TASK:
Show every line in the records below that contains the word "rights".

INFORMATION GIVEN:
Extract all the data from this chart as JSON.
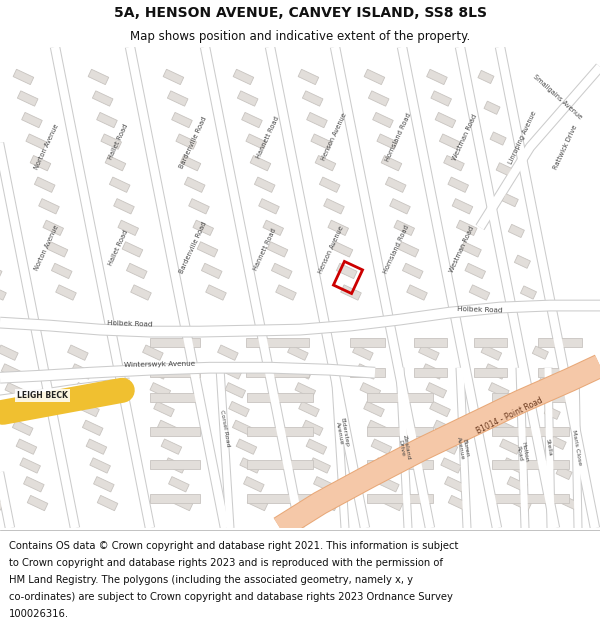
{
  "title": "5A, HENSON AVENUE, CANVEY ISLAND, SS8 8LS",
  "subtitle": "Map shows position and indicative extent of the property.",
  "bg_color": "#f0eeeb",
  "road_color": "#ffffff",
  "road_stroke": "#cccccc",
  "building_color": "#e2deda",
  "building_stroke": "#c8c4c0",
  "main_road_color": "#f5c8a8",
  "main_road_stroke": "#e8a878",
  "highlight_color": "#cc0000",
  "road_label_color": "#444444",
  "water_color": "#f0c030",
  "title_fontsize": 10,
  "subtitle_fontsize": 8.5,
  "footer_fontsize": 7.2,
  "text_color": "#111111",
  "footer_lines": [
    "Contains OS data © Crown copyright and database right 2021. This information is subject",
    "to Crown copyright and database rights 2023 and is reproduced with the permission of",
    "HM Land Registry. The polygons (including the associated geometry, namely x, y",
    "co-ordinates) are subject to Crown copyright and database rights 2023 Ordnance Survey",
    "100026316."
  ]
}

EXPECTED ANSWER:
    "to Crown copyright and database rights 2023 and is reproduced with the permission of",
    "co-ordinates) are subject to Crown copyright and database rights 2023 Ordnance Survey",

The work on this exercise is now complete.